Transcribe the listing exactly, leaving out every picture.

** Begin **

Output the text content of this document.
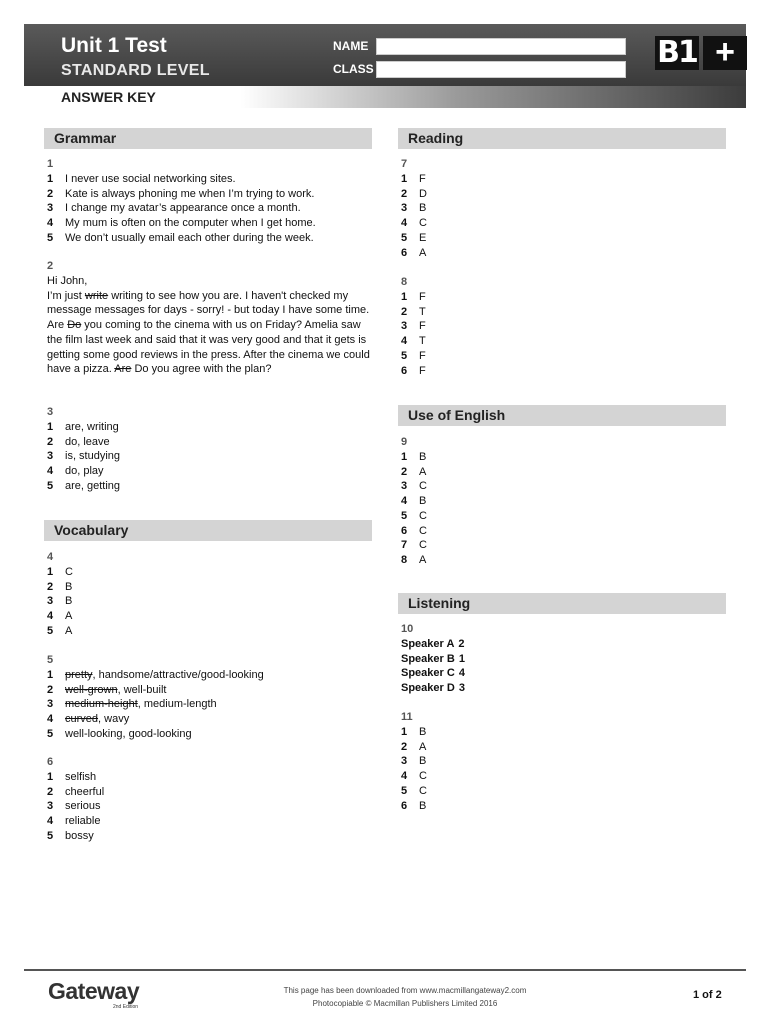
Unit 1 Test
STANDARD LEVEL
NAME
CLASS	B1 +
ANSWER KEY
Grammar
1
1	I never use social networking sites.
2	Kate is always phoning me when I’m trying to work.
3	I change my avatar’s appearance once a month.
4	My mum is often on the computer when I get home.
5	We don’t usually email each other during the week.
2
Hi John,
I’m just write writing to see how you are. I haven't checked my message messages for days - sorry! - but today I have some time. Are Do you coming to the cinema with us on Friday? Amelia saw the film last week and said that it was very good and that it gets is getting some good reviews in the press. After the cinema we could have a pizza. Are Do you agree with the plan?
3
1	are, writing
2	do, leave
3	is, studying
4	do, play
5	are, getting
Vocabulary
4
1	C
2	B
3	B
4	A
5	A
5
1	pretty , handsome/attractive/good-looking
2	well-grown , well-built
3	medium-height , medium-length
4	curved , wavy
5	well-looking, good-looking
6
1	selfish
2	cheerful
3	serious
4	reliable
5	bossy
Reading
7
1	F
2	D
3	B
4	C
5	E
6	A
8
1	F
2	T
3	F
4	T
5	F
6	F
Use of English
9
1	B
2	A
3	C
4	B
5	C
6	C
7	C
8	A
Listening
10
Speaker A 2
Speaker B 1
Speaker C 4
Speaker D 3
11
1	B
2	A
3	B
4	C
5	C
6	B
Gateway
2nd Edition
This page has been downloaded from www.macmillangateway2.com
Photocopiable © Macmillan Publishers Limited 2016
1 of 2
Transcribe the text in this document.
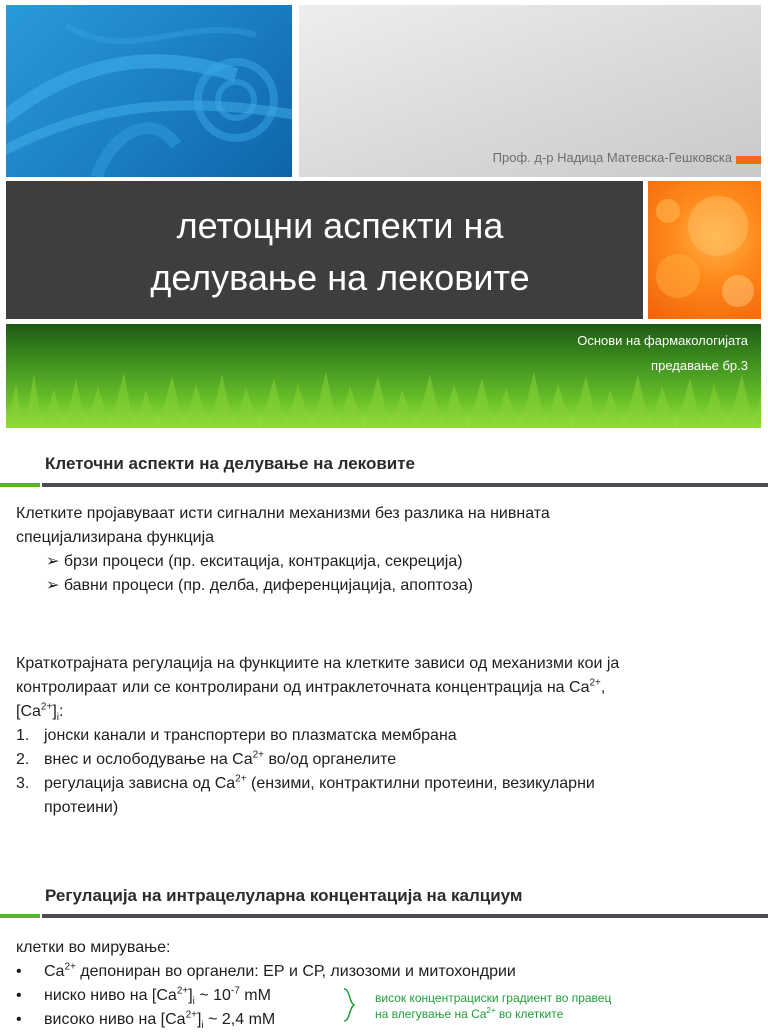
Проф. д-р Надица Матевска-Гешковска
летоцни аспекти на
делување на лековите
Основи на фармакологијата
предавање бр.3
Клеточни аспекти на делување на лековите
Клетките пројавуваат исти сигнални механизми без разлика на нивната
специјализирана функција
➢ брзи процеси (пр. екситација, контракција, секреција)
➢ бавни процеси (пр. делба, диференцијација, апоптоза)
Краткотрајната регулација на функциите на клетките зависи од механизми кои ја
контролираат или се контролирани од интраклеточната концентрација на $Ca^{2+}$,
$[Ca^{2+}]_i$:
1. јонски канали и транспортери во плазматска мембрана
2. внес и ослободување на $Ca^{2+}$ во/од органелите
3. регулација зависна од $Ca^{2+}$ (ензими, контрактилни протеини, везикуларни
протеини)
Регулација на интрацелуларна концентација на калциум
клетки во мирување:
• $Ca^{2+}$ депониран во органели: ЕР и СР, лизозоми и митохондрии
• ниско ниво на $[Ca^{2+}]_i$ ~ $10^{-7}$ mM
• високо ниво на $[Ca^{2+}]_i$ ~ 2,4 mM
висок концентрациски градиент во правец
на влегување на $Ca^{2+}$ во клетките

** End **

RESPONSE BELOW:
Output the text content of this document.
Unit 1 Test
STANDARD LEVEL
NAME
CLASS	B1 +
ANSWER KEY
Grammar
1
1	I never use social networking sites.
2	Kate is always phoning me when I’m trying to work.
3	I change my avatar’s appearance once a month.
4	My mum is often on the computer when I get home.
5	We don’t usually email each other during the week.
2
Hi John,
I’m just write writing to see how you are. I haven't checked my message messages for days - sorry! - but today I have some time. Are Do you coming to the cinema with us on Friday? Amelia saw the film last week and said that it was very good and that it gets is getting some good reviews in the press. After the cinema we could have a pizza. Are Do you agree with the plan?
3
1	are, writing
2	do, leave
3	is, studying
4	do, play
5	are, getting
Vocabulary
4
1	C
2	B
3	B
4	A
5	A
5
1	pretty , handsome/attractive/good-looking
2	well-grown , well-built
3	medium-height , medium-length
4	curved , wavy
5	well-looking, good-looking
6
1	selfish
2	cheerful
3	serious
4	reliable
5	bossy
Reading
7
1	F
2	D
3	B
4	C
5	E
6	A
8
1	F
2	T
3	F
4	T
5	F
6	F
Use of English
9
1	B
2	A
3	C
4	B
5	C
6	C
7	C
8	A
Listening
10
Speaker A 2
Speaker B 1
Speaker C 4
Speaker D 3
11
1	B
2	A
3	B
4	C
5	C
6	B
Gateway
2nd Edition
This page has been downloaded from www.macmillangateway2.com
Photocopiable © Macmillan Publishers Limited 2016
1 of 2
Transcribe the text in this document.
Проф. д-р Надица Матевска-Гешковска
летоцни аспекти на
делување на лековите
Основи на фармакологијата
предавање бр.3
Клеточни аспекти на делување на лековите
Клетките пројавуваат исти сигнални механизми без разлика на нивната
специјализирана функција
➢ брзи процеси (пр. екситација, контракција, секреција)
➢ бавни процеси (пр. делба, диференцијација, апоптоза)
Краткотрајната регулација на функциите на клетките зависи од механизми кои ја
контролираат или се контролирани од интраклеточната концентрација на $Ca^{2+}$,
$[Ca^{2+}]_i$:
1. јонски канали и транспортери во плазматска мембрана
2. внес и ослободување на $Ca^{2+}$ во/од органелите
3. регулација зависна од $Ca^{2+}$ (ензими, контрактилни протеини, везикуларни
протеини)
Регулација на интрацелуларна концентација на калциум
клетки во мирување:
• $Ca^{2+}$ депониран во органели: ЕР и СР, лизозоми и митохондрии
• ниско ниво на $[Ca^{2+}]_i$ ~ $10^{-7}$ mM
• високо ниво на $[Ca^{2+}]_i$ ~ 2,4 mM
висок концентрациски градиент во правец
на влегување на $Ca^{2+}$ во клетките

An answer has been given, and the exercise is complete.